**Your objective:** Gather up every line that includes the string "counter".

Some records:
-------------------------

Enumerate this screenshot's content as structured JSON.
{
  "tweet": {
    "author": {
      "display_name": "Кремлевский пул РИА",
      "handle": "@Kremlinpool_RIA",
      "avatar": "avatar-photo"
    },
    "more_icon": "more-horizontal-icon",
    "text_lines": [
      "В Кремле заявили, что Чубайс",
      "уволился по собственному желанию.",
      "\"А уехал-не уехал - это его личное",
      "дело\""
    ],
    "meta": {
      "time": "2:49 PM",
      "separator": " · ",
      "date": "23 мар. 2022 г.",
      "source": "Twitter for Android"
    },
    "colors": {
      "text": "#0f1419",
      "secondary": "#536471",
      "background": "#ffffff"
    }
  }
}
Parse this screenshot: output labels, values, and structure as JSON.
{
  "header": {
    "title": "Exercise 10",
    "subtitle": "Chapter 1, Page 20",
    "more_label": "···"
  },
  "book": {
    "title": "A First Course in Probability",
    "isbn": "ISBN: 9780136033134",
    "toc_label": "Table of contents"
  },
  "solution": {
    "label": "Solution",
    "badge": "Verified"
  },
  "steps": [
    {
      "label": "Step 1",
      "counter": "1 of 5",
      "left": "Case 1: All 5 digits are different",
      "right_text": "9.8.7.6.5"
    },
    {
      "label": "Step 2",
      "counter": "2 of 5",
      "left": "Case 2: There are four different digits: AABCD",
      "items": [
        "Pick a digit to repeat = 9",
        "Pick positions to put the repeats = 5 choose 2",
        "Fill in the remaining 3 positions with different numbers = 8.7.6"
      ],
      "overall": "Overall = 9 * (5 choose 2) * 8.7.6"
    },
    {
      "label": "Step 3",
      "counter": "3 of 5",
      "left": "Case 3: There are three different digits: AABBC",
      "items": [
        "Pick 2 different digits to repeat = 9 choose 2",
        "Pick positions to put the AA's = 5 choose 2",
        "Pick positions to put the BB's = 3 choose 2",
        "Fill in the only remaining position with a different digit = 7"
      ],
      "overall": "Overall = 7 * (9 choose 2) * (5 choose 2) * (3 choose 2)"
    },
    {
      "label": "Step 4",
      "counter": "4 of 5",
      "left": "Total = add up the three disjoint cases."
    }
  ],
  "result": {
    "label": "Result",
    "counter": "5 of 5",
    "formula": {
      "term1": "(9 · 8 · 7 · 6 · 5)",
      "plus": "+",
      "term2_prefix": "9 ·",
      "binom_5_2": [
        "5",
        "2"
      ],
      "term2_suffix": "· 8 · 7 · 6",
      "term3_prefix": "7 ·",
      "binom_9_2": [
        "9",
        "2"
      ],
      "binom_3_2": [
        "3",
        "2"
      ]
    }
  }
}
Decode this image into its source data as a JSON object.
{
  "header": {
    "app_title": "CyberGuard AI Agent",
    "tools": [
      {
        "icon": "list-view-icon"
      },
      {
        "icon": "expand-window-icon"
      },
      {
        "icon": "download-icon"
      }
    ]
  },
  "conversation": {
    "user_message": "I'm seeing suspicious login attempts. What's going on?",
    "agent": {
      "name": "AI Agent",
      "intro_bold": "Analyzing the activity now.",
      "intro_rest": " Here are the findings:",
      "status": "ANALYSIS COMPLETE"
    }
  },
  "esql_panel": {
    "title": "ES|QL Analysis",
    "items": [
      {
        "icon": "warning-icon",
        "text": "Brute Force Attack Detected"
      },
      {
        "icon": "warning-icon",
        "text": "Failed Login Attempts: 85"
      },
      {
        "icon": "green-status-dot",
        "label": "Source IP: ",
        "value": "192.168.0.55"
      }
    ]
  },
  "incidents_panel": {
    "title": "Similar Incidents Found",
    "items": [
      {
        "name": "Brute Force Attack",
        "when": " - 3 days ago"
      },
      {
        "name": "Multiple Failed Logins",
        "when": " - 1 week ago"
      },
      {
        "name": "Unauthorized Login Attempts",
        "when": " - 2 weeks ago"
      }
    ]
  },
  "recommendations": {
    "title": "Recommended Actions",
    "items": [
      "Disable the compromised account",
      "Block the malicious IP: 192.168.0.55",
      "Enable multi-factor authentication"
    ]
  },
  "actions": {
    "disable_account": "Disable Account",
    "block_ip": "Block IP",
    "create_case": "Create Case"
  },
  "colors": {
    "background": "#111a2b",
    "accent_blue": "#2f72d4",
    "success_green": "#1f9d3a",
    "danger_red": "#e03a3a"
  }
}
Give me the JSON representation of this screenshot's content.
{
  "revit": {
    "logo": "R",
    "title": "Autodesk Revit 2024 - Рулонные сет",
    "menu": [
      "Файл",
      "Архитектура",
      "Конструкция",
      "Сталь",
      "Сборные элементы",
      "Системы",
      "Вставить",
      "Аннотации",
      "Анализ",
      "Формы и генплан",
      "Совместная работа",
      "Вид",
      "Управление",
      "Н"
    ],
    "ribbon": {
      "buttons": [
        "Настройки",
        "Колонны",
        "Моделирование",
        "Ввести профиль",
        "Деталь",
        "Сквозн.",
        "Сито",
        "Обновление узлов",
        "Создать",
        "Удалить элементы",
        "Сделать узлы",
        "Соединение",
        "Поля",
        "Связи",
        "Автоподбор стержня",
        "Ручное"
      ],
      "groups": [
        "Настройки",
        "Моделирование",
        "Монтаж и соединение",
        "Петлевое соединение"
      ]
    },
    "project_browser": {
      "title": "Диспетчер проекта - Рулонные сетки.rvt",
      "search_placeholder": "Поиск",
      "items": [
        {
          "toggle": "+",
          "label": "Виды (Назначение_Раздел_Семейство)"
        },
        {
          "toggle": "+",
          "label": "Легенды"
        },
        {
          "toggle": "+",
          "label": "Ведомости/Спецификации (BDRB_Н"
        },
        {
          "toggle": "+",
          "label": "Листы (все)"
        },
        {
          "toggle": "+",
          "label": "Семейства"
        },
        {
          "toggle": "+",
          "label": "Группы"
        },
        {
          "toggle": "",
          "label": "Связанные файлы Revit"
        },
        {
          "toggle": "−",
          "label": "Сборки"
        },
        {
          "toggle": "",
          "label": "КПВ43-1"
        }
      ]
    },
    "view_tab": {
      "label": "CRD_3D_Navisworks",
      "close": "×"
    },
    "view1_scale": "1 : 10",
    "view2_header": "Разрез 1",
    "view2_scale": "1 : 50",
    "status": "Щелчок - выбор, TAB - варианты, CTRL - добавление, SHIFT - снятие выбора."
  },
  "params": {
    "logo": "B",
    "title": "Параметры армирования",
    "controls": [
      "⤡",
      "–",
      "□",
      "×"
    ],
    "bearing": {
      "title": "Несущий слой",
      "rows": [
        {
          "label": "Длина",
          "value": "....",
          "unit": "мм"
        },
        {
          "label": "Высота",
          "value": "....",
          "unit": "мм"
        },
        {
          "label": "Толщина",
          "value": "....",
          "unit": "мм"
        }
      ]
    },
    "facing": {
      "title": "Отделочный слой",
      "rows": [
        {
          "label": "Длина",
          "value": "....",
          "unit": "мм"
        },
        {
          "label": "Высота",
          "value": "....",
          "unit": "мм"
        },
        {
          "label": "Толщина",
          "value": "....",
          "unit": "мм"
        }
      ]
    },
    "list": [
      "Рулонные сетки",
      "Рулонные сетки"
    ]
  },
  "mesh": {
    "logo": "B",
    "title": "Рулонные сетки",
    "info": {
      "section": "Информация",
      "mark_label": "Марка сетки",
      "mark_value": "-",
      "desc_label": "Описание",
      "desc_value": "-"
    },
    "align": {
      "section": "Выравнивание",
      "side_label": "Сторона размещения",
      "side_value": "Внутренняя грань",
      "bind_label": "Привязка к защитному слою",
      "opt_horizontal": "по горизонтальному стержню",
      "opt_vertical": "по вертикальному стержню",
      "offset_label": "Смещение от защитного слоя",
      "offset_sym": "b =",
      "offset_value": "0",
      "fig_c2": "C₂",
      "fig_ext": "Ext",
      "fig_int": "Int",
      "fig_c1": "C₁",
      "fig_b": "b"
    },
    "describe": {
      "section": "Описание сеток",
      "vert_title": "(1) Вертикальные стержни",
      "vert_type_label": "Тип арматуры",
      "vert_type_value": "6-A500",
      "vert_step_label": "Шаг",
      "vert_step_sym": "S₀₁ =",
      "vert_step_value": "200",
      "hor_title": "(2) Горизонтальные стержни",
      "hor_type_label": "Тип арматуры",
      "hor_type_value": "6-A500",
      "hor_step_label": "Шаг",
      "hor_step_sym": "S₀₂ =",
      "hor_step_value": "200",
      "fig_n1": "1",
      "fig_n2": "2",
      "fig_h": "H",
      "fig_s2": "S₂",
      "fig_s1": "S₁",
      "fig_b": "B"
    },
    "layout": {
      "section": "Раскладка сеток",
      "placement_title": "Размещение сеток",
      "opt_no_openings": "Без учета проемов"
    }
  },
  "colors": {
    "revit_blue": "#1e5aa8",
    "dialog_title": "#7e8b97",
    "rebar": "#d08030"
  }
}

-------------------------

**Complete response:**
      "counter": "1 of 5",
      "counter": "2 of 5",
      "counter": "3 of 5",
      "counter": "4 of 5",
    "counter": "5 of 5",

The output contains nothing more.